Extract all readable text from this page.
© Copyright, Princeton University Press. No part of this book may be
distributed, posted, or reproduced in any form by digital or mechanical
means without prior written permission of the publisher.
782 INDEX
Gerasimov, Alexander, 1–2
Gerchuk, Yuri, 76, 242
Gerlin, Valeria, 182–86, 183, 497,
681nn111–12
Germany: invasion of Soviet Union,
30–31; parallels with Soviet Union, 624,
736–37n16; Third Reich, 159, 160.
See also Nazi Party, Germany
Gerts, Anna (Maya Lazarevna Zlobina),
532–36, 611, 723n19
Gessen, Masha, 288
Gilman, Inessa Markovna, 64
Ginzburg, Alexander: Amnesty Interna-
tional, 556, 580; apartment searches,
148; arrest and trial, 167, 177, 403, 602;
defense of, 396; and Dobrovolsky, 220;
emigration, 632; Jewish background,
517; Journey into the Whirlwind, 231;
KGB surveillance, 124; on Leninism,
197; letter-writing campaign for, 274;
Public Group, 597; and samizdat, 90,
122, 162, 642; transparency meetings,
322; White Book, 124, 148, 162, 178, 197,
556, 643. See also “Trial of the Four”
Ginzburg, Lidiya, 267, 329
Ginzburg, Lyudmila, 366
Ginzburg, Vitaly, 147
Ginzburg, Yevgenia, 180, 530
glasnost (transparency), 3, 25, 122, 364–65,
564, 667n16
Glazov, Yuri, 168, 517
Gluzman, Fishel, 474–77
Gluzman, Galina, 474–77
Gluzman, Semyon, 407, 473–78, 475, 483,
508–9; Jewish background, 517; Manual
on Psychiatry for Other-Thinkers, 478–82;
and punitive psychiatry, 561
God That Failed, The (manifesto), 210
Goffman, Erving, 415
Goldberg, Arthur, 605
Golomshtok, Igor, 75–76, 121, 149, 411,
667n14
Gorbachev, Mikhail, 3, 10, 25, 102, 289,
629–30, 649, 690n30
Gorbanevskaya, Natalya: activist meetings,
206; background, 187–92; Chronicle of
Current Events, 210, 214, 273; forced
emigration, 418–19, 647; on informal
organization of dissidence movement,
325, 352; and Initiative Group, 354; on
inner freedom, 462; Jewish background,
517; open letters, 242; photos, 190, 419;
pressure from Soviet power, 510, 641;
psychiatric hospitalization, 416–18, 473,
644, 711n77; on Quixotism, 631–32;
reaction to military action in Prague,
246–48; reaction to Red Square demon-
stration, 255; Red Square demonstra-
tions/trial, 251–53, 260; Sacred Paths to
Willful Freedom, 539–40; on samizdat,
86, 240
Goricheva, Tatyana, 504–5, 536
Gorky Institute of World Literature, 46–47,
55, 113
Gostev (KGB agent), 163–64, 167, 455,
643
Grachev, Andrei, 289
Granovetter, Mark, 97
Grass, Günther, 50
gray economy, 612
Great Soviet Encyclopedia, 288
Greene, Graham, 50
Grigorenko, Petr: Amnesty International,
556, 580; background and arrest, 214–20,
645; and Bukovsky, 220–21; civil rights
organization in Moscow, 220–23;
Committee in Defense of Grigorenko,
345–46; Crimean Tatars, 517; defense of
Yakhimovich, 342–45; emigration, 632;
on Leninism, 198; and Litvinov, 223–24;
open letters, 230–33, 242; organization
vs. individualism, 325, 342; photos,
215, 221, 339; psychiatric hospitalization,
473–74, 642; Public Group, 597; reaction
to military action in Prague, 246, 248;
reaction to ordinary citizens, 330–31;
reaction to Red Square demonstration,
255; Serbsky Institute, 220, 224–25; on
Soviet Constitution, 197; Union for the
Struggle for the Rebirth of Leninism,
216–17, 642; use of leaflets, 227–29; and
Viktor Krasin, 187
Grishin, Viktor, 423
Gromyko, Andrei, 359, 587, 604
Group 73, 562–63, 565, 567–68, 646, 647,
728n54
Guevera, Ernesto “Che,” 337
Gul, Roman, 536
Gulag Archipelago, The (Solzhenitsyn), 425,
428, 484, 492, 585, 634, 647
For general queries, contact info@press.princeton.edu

==

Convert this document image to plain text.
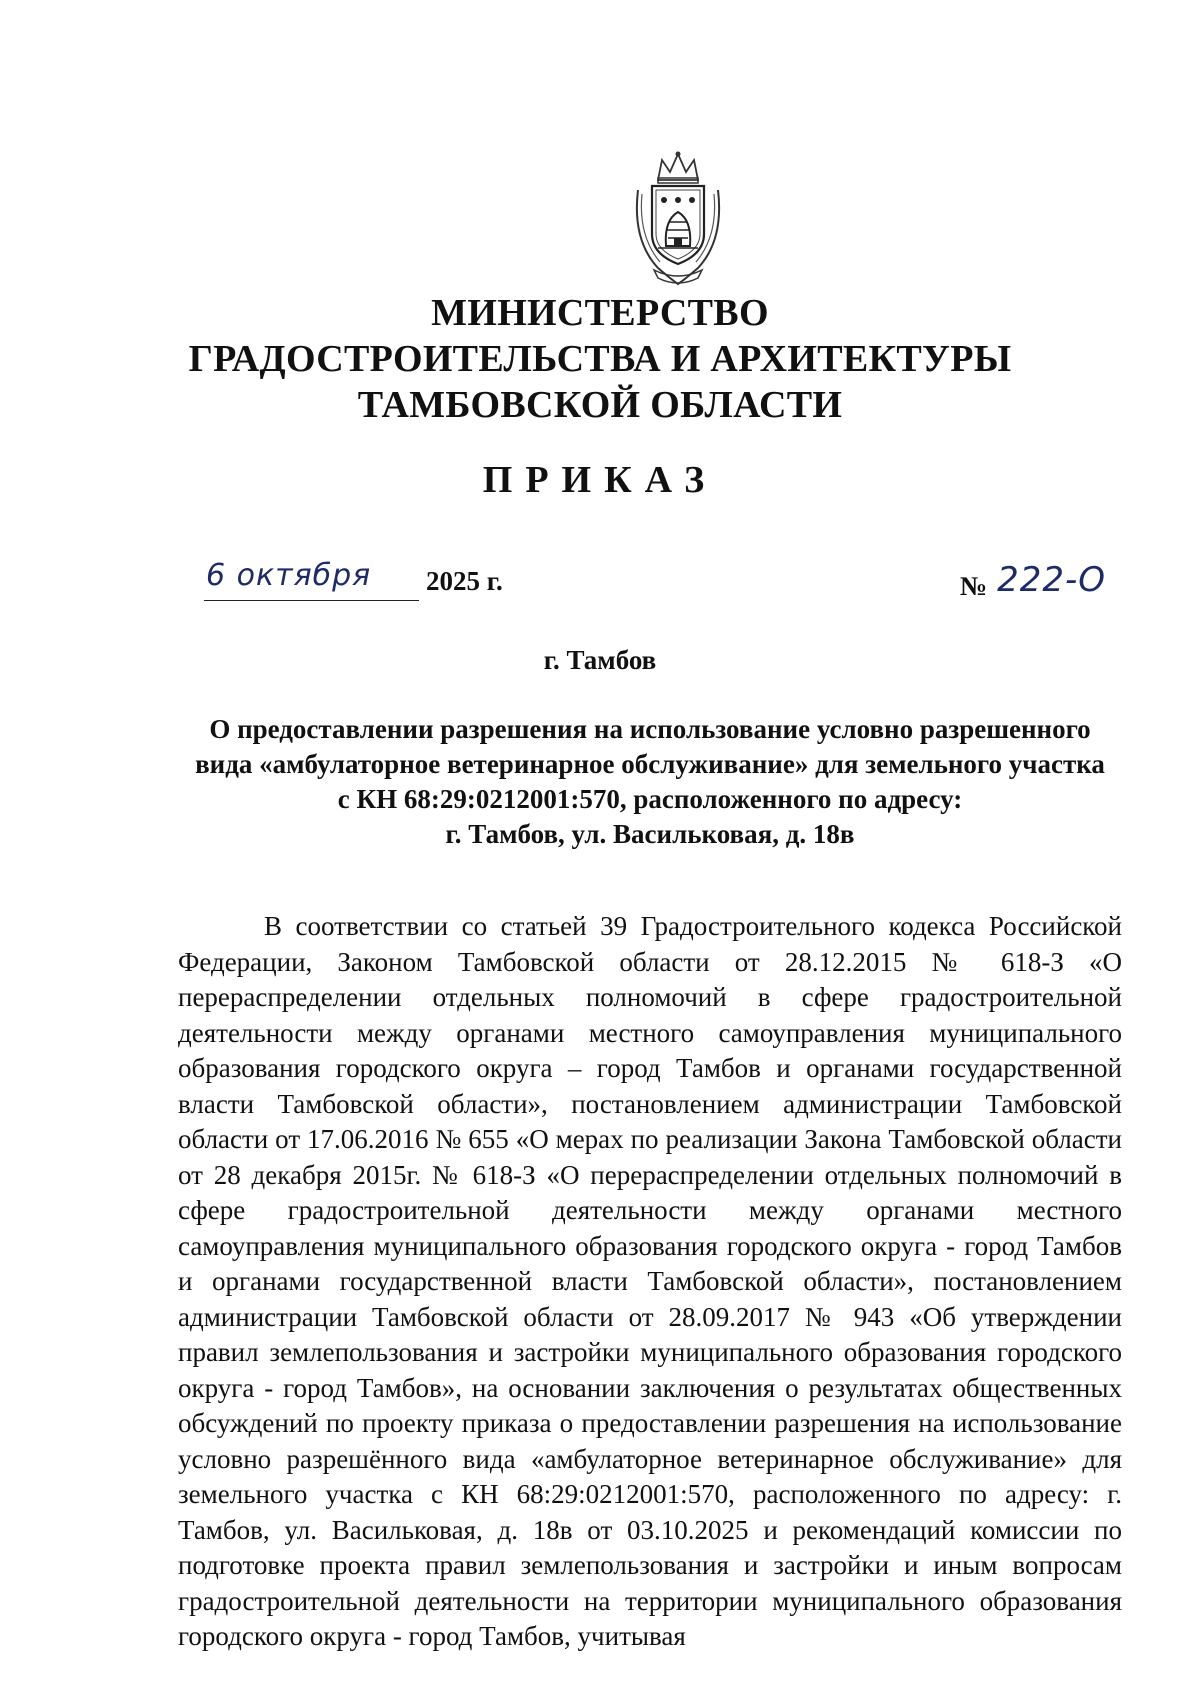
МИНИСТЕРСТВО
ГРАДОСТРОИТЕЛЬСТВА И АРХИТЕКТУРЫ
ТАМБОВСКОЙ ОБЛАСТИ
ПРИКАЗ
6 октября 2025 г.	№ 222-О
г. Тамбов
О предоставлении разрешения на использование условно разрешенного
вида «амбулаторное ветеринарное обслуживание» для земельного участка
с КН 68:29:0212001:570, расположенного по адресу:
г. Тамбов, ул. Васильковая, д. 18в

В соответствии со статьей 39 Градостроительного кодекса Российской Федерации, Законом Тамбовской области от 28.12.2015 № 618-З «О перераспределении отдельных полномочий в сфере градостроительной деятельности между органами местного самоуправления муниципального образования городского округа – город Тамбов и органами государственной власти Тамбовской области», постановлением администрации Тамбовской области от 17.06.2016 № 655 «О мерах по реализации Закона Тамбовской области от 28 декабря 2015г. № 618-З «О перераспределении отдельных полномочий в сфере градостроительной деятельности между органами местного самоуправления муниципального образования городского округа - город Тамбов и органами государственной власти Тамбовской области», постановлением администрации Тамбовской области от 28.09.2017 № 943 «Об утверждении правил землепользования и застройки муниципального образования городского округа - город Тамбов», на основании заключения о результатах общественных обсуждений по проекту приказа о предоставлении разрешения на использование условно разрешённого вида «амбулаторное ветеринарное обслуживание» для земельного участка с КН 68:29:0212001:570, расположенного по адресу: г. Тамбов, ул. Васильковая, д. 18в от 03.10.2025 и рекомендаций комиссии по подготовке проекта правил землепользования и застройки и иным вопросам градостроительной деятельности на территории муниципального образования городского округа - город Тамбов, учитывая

...

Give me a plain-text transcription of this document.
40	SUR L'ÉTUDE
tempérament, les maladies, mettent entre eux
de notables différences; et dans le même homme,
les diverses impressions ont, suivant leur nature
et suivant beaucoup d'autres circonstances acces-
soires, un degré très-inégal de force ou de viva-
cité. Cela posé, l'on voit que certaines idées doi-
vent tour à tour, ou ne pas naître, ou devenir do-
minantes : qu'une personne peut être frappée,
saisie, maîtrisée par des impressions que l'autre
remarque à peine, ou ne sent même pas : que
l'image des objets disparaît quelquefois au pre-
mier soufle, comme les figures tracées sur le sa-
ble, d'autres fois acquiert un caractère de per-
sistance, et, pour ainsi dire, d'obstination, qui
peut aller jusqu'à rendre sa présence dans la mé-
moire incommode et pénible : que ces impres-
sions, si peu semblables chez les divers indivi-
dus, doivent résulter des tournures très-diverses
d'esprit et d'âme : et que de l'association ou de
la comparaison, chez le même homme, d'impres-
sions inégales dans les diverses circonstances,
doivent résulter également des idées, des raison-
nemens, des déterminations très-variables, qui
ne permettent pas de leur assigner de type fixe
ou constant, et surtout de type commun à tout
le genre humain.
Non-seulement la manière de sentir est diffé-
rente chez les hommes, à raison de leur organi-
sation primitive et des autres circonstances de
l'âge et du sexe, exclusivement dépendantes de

## Directions
Report the number of lines above containing the word "arrest", with no other text.

## Task result
2